** BEGIN **
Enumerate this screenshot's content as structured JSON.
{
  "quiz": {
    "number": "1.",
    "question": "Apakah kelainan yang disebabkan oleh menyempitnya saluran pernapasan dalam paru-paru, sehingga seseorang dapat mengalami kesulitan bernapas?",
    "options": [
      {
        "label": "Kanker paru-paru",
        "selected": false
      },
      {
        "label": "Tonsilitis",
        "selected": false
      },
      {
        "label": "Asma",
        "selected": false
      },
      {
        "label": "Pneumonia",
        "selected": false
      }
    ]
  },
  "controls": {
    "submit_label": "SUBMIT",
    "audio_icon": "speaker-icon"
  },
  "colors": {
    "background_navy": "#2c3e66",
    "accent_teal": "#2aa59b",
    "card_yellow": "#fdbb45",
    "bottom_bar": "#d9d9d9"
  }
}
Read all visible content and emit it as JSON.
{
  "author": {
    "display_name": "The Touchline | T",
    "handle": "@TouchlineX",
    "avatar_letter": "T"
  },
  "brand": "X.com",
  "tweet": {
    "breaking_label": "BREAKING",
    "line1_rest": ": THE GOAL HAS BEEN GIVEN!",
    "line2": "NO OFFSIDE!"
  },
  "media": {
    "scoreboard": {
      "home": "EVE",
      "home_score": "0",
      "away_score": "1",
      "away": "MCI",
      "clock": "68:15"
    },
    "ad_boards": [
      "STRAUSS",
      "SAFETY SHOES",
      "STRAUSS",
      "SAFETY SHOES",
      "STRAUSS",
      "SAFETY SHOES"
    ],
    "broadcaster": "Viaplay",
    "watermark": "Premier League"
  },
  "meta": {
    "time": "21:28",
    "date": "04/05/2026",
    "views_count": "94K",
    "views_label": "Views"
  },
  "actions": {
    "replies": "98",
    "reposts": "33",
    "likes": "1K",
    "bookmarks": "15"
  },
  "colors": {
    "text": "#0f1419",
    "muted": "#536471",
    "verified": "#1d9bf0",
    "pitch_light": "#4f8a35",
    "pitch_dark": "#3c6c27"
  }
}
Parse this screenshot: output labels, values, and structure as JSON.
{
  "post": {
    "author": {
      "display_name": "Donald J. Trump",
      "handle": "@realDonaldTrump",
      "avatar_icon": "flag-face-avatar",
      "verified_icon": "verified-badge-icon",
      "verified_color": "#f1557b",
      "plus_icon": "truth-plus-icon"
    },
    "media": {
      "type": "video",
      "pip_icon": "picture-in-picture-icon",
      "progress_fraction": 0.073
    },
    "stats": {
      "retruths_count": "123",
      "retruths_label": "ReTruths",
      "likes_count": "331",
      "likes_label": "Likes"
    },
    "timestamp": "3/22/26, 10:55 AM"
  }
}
** END **
The task ▸ Retype all the records, matching them exactly.

Response ▸
Enumerate this screenshot's content as structured JSON.
{
  "quiz": {
    "number": "1.",
    "question": "Apakah kelainan yang disebabkan oleh menyempitnya saluran pernapasan dalam paru-paru, sehingga seseorang dapat mengalami kesulitan bernapas?",
    "options": [
      {
        "label": "Kanker paru-paru",
        "selected": false
      },
      {
        "label": "Tonsilitis",
        "selected": false
      },
      {
        "label": "Asma",
        "selected": false
      },
      {
        "label": "Pneumonia",
        "selected": false
      }
    ]
  },
  "controls": {
    "submit_label": "SUBMIT",
    "audio_icon": "speaker-icon"
  },
  "colors": {
    "background_navy": "#2c3e66",
    "accent_teal": "#2aa59b",
    "card_yellow": "#fdbb45",
    "bottom_bar": "#d9d9d9"
  }
}
Read all visible content and emit it as JSON.
{
  "author": {
    "display_name": "The Touchline | T",
    "handle": "@TouchlineX",
    "avatar_letter": "T"
  },
  "brand": "X.com",
  "tweet": {
    "breaking_label": "BREAKING",
    "line1_rest": ": THE GOAL HAS BEEN GIVEN!",
    "line2": "NO OFFSIDE!"
  },
  "media": {
    "scoreboard": {
      "home": "EVE",
      "home_score": "0",
      "away_score": "1",
      "away": "MCI",
      "clock": "68:15"
    },
    "ad_boards": [
      "STRAUSS",
      "SAFETY SHOES",
      "STRAUSS",
      "SAFETY SHOES",
      "STRAUSS",
      "SAFETY SHOES"
    ],
    "broadcaster": "Viaplay",
    "watermark": "Premier League"
  },
  "meta": {
    "time": "21:28",
    "date": "04/05/2026",
    "views_count": "94K",
    "views_label": "Views"
  },
  "actions": {
    "replies": "98",
    "reposts": "33",
    "likes": "1K",
    "bookmarks": "15"
  },
  "colors": {
    "text": "#0f1419",
    "muted": "#536471",
    "verified": "#1d9bf0",
    "pitch_light": "#4f8a35",
    "pitch_dark": "#3c6c27"
  }
}
Parse this screenshot: output labels, values, and structure as JSON.
{
  "post": {
    "author": {
      "display_name": "Donald J. Trump",
      "handle": "@realDonaldTrump",
      "avatar_icon": "flag-face-avatar",
      "verified_icon": "verified-badge-icon",
      "verified_color": "#f1557b",
      "plus_icon": "truth-plus-icon"
    },
    "media": {
      "type": "video",
      "pip_icon": "picture-in-picture-icon",
      "progress_fraction": 0.073
    },
    "stats": {
      "retruths_count": "123",
      "retruths_label": "ReTruths",
      "likes_count": "331",
      "likes_label": "Likes"
    },
    "timestamp": "3/22/26, 10:55 AM"
  }
}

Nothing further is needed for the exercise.